## start DATASET CONTENT

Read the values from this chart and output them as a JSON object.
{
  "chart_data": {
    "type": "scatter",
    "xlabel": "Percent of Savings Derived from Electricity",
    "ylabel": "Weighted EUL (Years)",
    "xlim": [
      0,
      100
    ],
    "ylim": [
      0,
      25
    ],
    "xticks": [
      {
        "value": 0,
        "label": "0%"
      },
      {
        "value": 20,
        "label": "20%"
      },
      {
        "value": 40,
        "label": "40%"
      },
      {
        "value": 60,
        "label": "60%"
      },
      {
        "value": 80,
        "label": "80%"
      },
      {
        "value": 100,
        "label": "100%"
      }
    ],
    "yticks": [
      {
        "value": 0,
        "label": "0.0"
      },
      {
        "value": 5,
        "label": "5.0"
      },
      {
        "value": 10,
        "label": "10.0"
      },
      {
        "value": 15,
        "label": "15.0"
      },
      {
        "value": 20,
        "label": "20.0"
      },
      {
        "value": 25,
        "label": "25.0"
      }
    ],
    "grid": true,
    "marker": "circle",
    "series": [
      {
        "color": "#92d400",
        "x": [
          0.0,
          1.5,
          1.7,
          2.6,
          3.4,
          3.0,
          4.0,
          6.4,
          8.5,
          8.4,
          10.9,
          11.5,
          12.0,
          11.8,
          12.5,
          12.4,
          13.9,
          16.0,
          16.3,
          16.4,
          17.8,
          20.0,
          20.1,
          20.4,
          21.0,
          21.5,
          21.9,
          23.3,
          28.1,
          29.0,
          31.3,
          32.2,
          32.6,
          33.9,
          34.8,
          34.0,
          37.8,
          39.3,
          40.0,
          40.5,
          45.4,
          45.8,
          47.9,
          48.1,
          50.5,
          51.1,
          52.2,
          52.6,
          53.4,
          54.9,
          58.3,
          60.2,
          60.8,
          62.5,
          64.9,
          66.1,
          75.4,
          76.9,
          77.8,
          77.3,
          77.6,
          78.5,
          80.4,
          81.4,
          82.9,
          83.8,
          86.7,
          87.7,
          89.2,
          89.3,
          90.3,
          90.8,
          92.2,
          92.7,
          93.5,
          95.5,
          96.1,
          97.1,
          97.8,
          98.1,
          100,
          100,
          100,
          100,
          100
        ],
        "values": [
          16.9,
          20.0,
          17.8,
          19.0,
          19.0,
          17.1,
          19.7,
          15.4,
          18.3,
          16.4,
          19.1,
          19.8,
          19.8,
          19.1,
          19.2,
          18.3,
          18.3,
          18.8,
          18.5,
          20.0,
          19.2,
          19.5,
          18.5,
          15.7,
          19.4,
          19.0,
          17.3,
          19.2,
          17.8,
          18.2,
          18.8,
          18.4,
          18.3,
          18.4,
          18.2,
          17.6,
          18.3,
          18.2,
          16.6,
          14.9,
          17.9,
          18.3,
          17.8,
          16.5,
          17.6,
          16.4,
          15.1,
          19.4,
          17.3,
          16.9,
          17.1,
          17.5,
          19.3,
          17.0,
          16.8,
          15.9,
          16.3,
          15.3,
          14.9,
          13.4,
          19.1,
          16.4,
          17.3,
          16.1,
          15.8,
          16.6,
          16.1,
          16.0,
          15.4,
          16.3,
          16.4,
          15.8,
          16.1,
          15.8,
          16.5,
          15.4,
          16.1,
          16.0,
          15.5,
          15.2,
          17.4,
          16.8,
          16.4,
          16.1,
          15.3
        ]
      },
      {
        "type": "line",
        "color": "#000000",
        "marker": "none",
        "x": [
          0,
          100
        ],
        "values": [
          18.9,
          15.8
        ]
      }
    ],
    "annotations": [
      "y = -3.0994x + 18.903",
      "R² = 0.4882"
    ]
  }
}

## end DATASET CONTENT

:: EXERCISE ::
Your task is to return the full listing exactly as it was given.

:: THE RESPONSE ::
Read the values from this chart and output them as a JSON object.
{
  "chart_data": {
    "type": "scatter",
    "xlabel": "Percent of Savings Derived from Electricity",
    "ylabel": "Weighted EUL (Years)",
    "xlim": [
      0,
      100
    ],
    "ylim": [
      0,
      25
    ],
    "xticks": [
      {
        "value": 0,
        "label": "0%"
      },
      {
        "value": 20,
        "label": "20%"
      },
      {
        "value": 40,
        "label": "40%"
      },
      {
        "value": 60,
        "label": "60%"
      },
      {
        "value": 80,
        "label": "80%"
      },
      {
        "value": 100,
        "label": "100%"
      }
    ],
    "yticks": [
      {
        "value": 0,
        "label": "0.0"
      },
      {
        "value": 5,
        "label": "5.0"
      },
      {
        "value": 10,
        "label": "10.0"
      },
      {
        "value": 15,
        "label": "15.0"
      },
      {
        "value": 20,
        "label": "20.0"
      },
      {
        "value": 25,
        "label": "25.0"
      }
    ],
    "grid": true,
    "marker": "circle",
    "series": [
      {
        "color": "#92d400",
        "x": [
          0.0,
          1.5,
          1.7,
          2.6,
          3.4,
          3.0,
          4.0,
          6.4,
          8.5,
          8.4,
          10.9,
          11.5,
          12.0,
          11.8,
          12.5,
          12.4,
          13.9,
          16.0,
          16.3,
          16.4,
          17.8,
          20.0,
          20.1,
          20.4,
          21.0,
          21.5,
          21.9,
          23.3,
          28.1,
          29.0,
          31.3,
          32.2,
          32.6,
          33.9,
          34.8,
          34.0,
          37.8,
          39.3,
          40.0,
          40.5,
          45.4,
          45.8,
          47.9,
          48.1,
          50.5,
          51.1,
          52.2,
          52.6,
          53.4,
          54.9,
          58.3,
          60.2,
          60.8,
          62.5,
          64.9,
          66.1,
          75.4,
          76.9,
          77.8,
          77.3,
          77.6,
          78.5,
          80.4,
          81.4,
          82.9,
          83.8,
          86.7,
          87.7,
          89.2,
          89.3,
          90.3,
          90.8,
          92.2,
          92.7,
          93.5,
          95.5,
          96.1,
          97.1,
          97.8,
          98.1,
          100,
          100,
          100,
          100,
          100
        ],
        "values": [
          16.9,
          20.0,
          17.8,
          19.0,
          19.0,
          17.1,
          19.7,
          15.4,
          18.3,
          16.4,
          19.1,
          19.8,
          19.8,
          19.1,
          19.2,
          18.3,
          18.3,
          18.8,
          18.5,
          20.0,
          19.2,
          19.5,
          18.5,
          15.7,
          19.4,
          19.0,
          17.3,
          19.2,
          17.8,
          18.2,
          18.8,
          18.4,
          18.3,
          18.4,
          18.2,
          17.6,
          18.3,
          18.2,
          16.6,
          14.9,
          17.9,
          18.3,
          17.8,
          16.5,
          17.6,
          16.4,
          15.1,
          19.4,
          17.3,
          16.9,
          17.1,
          17.5,
          19.3,
          17.0,
          16.8,
          15.9,
          16.3,
          15.3,
          14.9,
          13.4,
          19.1,
          16.4,
          17.3,
          16.1,
          15.8,
          16.6,
          16.1,
          16.0,
          15.4,
          16.3,
          16.4,
          15.8,
          16.1,
          15.8,
          16.5,
          15.4,
          16.1,
          16.0,
          15.5,
          15.2,
          17.4,
          16.8,
          16.4,
          16.1,
          15.3
        ]
      },
      {
        "type": "line",
        "color": "#000000",
        "marker": "none",
        "x": [
          0,
          100
        ],
        "values": [
          18.9,
          15.8
        ]
      }
    ],
    "annotations": [
      "y = -3.0994x + 18.903",
      "R² = 0.4882"
    ]
  }
}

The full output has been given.